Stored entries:
<<<<

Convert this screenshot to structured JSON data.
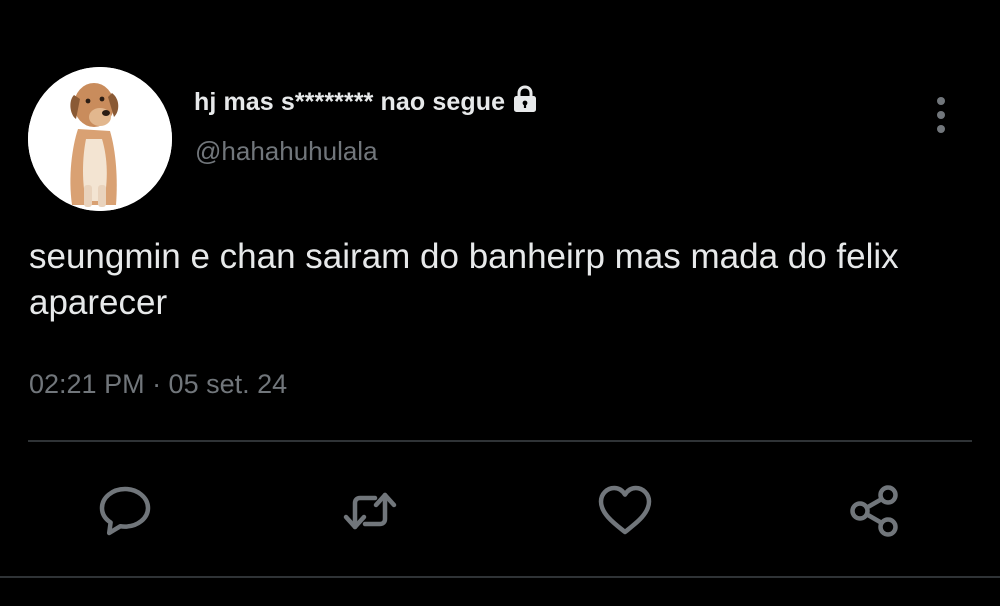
{
  "tweet": {
    "display_name": "hj mas s******** nao segue",
    "handle": "@hahahuhulala",
    "text": "seungmin e chan sairam do banheirp mas mada do felix aparecer",
    "timestamp": "02:21 PM · 05 set. 24"
  },
  "icons": {
    "avatar": "dog-photo",
    "protected": "lock-icon",
    "more": "more-vertical-icon",
    "reply": "reply-icon",
    "retweet": "retweet-icon",
    "like": "heart-icon",
    "share": "share-icon"
  },
  "colors": {
    "background": "#000000",
    "primary_text": "#e7e9ea",
    "secondary_text": "#71767b",
    "divider": "#2f3336"
  }
}
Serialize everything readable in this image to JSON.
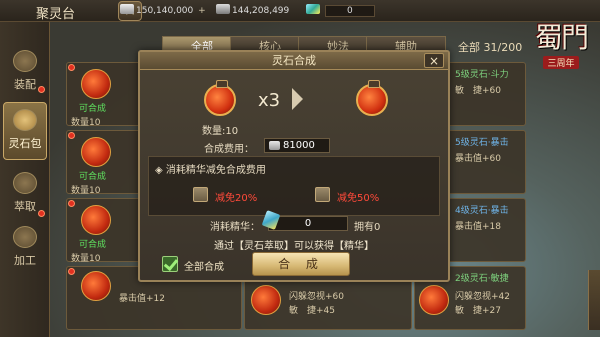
{
  "topbar": {
    "title": "聚灵台",
    "close": "×",
    "currencies": [
      {
        "icon": "silver-icon",
        "value": "150,140,000"
      },
      {
        "icon": "gold-icon",
        "value": "144,208,499"
      },
      {
        "icon": "essence-icon",
        "value": "0"
      }
    ]
  },
  "sidebar": {
    "items": [
      {
        "label": "装配",
        "active": false
      },
      {
        "label": "灵石包",
        "active": true
      },
      {
        "label": "萃取",
        "active": false
      },
      {
        "label": "加工",
        "active": false
      }
    ]
  },
  "tabs": [
    "全部",
    "核心",
    "妙法",
    "辅助"
  ],
  "tabs_active": 0,
  "count": "全部 31/200",
  "logo": {
    "main": "蜀門",
    "sub": "三周年"
  },
  "cards": {
    "left": [
      {
        "status": "可合成",
        "qty": "数量10"
      },
      {
        "status": "可合成",
        "qty": "数量10"
      },
      {
        "status": "可合成",
        "qty": "数量10"
      },
      {
        "status": "",
        "qty": "",
        "stat": "暴击值+12"
      }
    ],
    "right": [
      {
        "name": "5级灵石·斗力",
        "line1": "敏　捷+60"
      },
      {
        "name": "5级灵石·暴击",
        "line1": "暴击值+60"
      },
      {
        "name": "4级灵石·暴击",
        "line1": "暴击值+18"
      },
      {
        "name": "2级灵石·敏捷",
        "line1": "敏　捷+27"
      }
    ],
    "mid": [
      {
        "line1": "闪躲忽视+60",
        "line2": "敏　捷+45"
      },
      {
        "line1": "闪躲忽视+42",
        "line2": "敏　捷+27"
      }
    ]
  },
  "modal": {
    "title": "灵石合成",
    "close": "×",
    "multiplier": "x3",
    "quantity": "数量:10",
    "fee_label": "合成费用：",
    "fee_value": "81000",
    "section_title": "◈ 消耗精华减免合成费用",
    "options": [
      {
        "label": "减免20%",
        "checked": false
      },
      {
        "label": "减免50%",
        "checked": false
      }
    ],
    "essence_label": "消耗精华：",
    "essence_value": "0",
    "own_label": "拥有0",
    "hint": "通过【灵石萃取】可以获得【精华】",
    "all_combine_label": "全部合成",
    "all_combine_checked": true,
    "combine_button": "合 成"
  },
  "colors": {
    "accent": "#c9a867",
    "warning": "#ff4a3a",
    "ok": "#5fe05f"
  }
}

>>>>

To be done: Give the data above again in full and unchanged, skipping the pictures.

Output of the task:
Convert this screenshot to structured JSON data.
{
  "tweet": {
    "display_name": "hj mas s******** nao segue",
    "handle": "@hahahuhulala",
    "text": "seungmin e chan sairam do banheirp mas mada do felix aparecer",
    "timestamp": "02:21 PM · 05 set. 24"
  },
  "icons": {
    "avatar": "dog-photo",
    "protected": "lock-icon",
    "more": "more-vertical-icon",
    "reply": "reply-icon",
    "retweet": "retweet-icon",
    "like": "heart-icon",
    "share": "share-icon"
  },
  "colors": {
    "background": "#000000",
    "primary_text": "#e7e9ea",
    "secondary_text": "#71767b",
    "divider": "#2f3336"
  }
}
Serialize everything readable in this image to JSON.
{
  "topbar": {
    "title": "聚灵台",
    "close": "×",
    "currencies": [
      {
        "icon": "silver-icon",
        "value": "150,140,000"
      },
      {
        "icon": "gold-icon",
        "value": "144,208,499"
      },
      {
        "icon": "essence-icon",
        "value": "0"
      }
    ]
  },
  "sidebar": {
    "items": [
      {
        "label": "装配",
        "active": false
      },
      {
        "label": "灵石包",
        "active": true
      },
      {
        "label": "萃取",
        "active": false
      },
      {
        "label": "加工",
        "active": false
      }
    ]
  },
  "tabs": [
    "全部",
    "核心",
    "妙法",
    "辅助"
  ],
  "tabs_active": 0,
  "count": "全部 31/200",
  "logo": {
    "main": "蜀門",
    "sub": "三周年"
  },
  "cards": {
    "left": [
      {
        "status": "可合成",
        "qty": "数量10"
      },
      {
        "status": "可合成",
        "qty": "数量10"
      },
      {
        "status": "可合成",
        "qty": "数量10"
      },
      {
        "status": "",
        "qty": "",
        "stat": "暴击值+12"
      }
    ],
    "right": [
      {
        "name": "5级灵石·斗力",
        "line1": "敏　捷+60"
      },
      {
        "name": "5级灵石·暴击",
        "line1": "暴击值+60"
      },
      {
        "name": "4级灵石·暴击",
        "line1": "暴击值+18"
      },
      {
        "name": "2级灵石·敏捷",
        "line1": "敏　捷+27"
      }
    ],
    "mid": [
      {
        "line1": "闪躲忽视+60",
        "line2": "敏　捷+45"
      },
      {
        "line1": "闪躲忽视+42",
        "line2": "敏　捷+27"
      }
    ]
  },
  "modal": {
    "title": "灵石合成",
    "close": "×",
    "multiplier": "x3",
    "quantity": "数量:10",
    "fee_label": "合成费用：",
    "fee_value": "81000",
    "section_title": "◈ 消耗精华减免合成费用",
    "options": [
      {
        "label": "减免20%",
        "checked": false
      },
      {
        "label": "减免50%",
        "checked": false
      }
    ],
    "essence_label": "消耗精华：",
    "essence_value": "0",
    "own_label": "拥有0",
    "hint": "通过【灵石萃取】可以获得【精华】",
    "all_combine_label": "全部合成",
    "all_combine_checked": true,
    "combine_button": "合 成"
  },
  "colors": {
    "accent": "#c9a867",
    "warning": "#ff4a3a",
    "ok": "#5fe05f"
  }
}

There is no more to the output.